EXERCISE PASSAGE:
--------------------------------

Species were segregated in deep and shallow divers, considering deep divers as those species known to forage at depths deeper than 500 m (Physeter, Ziphius, Mesoplodon, Globicephala, and Grampus); all others (Stenella spp.) were considered shallow divers48. To select the animals included in this study, the presence/absence of lung fat emboli was previously evaluated for animals whose pathological findings made them suspect of having lung fat emboli (i.e., those that have been struck by vessels or those presenting a gas embolic syndrome)18,21. Lung fat emboli were positive for three Z. cavirostris (Cuvier’s beaked whales) presenting gas embolic syndrome, and two P. macrocephalus (sperm whales) involved in ship strikes. Control (negative to lung fat emboli) animals were also included for both species (two controls per species) (Table 1). Animals negative for fat embolism from other species were also included in the study to assess lung lipid composition across species and diving profiles: Mesoplodon densirostris (Blainville’s beaked whale) (n = 3), Globicephala macrorhynchus (short-finned pilot whale) (n = 3), Grampus griseus (Risso´s dolphin) (n = 2), Stenella coeruleoalba (n = 4), and Stenella frontalis (Atlantic spotted dolphin) (n = 4) (Table 1).

--------------------------------

DATA FOR ANALYSIS:
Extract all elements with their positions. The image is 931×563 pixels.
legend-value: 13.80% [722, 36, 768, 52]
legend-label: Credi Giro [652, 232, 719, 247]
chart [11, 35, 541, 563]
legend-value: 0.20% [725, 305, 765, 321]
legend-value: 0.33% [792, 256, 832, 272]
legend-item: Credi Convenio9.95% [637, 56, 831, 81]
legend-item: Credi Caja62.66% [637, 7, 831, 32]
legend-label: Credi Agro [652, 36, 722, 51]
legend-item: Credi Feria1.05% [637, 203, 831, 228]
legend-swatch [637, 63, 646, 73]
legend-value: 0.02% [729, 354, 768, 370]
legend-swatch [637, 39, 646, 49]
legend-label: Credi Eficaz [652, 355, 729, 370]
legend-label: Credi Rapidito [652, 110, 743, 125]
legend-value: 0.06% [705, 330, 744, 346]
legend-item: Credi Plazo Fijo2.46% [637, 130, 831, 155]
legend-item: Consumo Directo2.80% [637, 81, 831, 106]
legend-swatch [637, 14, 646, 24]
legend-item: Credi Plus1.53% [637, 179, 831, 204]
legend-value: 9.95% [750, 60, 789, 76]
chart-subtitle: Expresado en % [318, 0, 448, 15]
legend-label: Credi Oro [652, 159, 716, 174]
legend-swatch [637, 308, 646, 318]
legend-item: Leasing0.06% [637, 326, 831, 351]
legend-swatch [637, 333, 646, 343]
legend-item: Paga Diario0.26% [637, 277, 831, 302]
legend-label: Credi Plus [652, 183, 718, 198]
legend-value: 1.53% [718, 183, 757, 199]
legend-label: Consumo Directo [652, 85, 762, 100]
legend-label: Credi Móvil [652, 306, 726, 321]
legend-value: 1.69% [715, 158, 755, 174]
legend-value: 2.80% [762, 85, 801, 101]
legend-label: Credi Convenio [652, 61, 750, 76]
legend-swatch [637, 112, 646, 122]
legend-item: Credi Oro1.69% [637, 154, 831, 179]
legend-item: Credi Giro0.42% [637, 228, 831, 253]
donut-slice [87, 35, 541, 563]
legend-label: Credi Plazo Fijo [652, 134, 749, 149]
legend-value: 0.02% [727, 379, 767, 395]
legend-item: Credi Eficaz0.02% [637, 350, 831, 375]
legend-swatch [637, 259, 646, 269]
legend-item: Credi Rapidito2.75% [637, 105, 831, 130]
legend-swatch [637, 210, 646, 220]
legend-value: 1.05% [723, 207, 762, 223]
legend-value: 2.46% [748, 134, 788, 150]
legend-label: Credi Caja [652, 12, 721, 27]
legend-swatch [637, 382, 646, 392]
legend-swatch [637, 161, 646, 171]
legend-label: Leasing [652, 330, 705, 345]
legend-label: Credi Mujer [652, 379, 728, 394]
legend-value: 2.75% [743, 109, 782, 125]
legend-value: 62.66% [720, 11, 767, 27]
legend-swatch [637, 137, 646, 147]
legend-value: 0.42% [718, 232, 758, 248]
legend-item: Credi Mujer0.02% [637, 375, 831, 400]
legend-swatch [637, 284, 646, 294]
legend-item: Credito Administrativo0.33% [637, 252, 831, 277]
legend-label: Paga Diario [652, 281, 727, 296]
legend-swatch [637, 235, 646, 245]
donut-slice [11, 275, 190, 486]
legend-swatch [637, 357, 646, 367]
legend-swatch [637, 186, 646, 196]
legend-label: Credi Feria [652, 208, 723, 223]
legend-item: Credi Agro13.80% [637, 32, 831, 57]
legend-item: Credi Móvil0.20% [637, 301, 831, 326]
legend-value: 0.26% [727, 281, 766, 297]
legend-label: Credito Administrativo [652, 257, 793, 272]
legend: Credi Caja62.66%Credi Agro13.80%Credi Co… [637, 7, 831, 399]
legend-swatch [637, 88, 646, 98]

--------------------------------

PROBLEMS TO SOLVE:
1. List the genera that the passage on diving cetaceans classes as deep divers.
2. According to the passage on diving cetaceans, how many Cuvier's beaked whales tested positive for lung fat emboli?
Please answer from the passage on diving cetaceans alone.

ANSWERS BY ITEM NUMBER:
1. Physeter, Ziphius, Mesoplodon, Globicephala, Grampus

2. Three, all presenting gas embolic syndrome.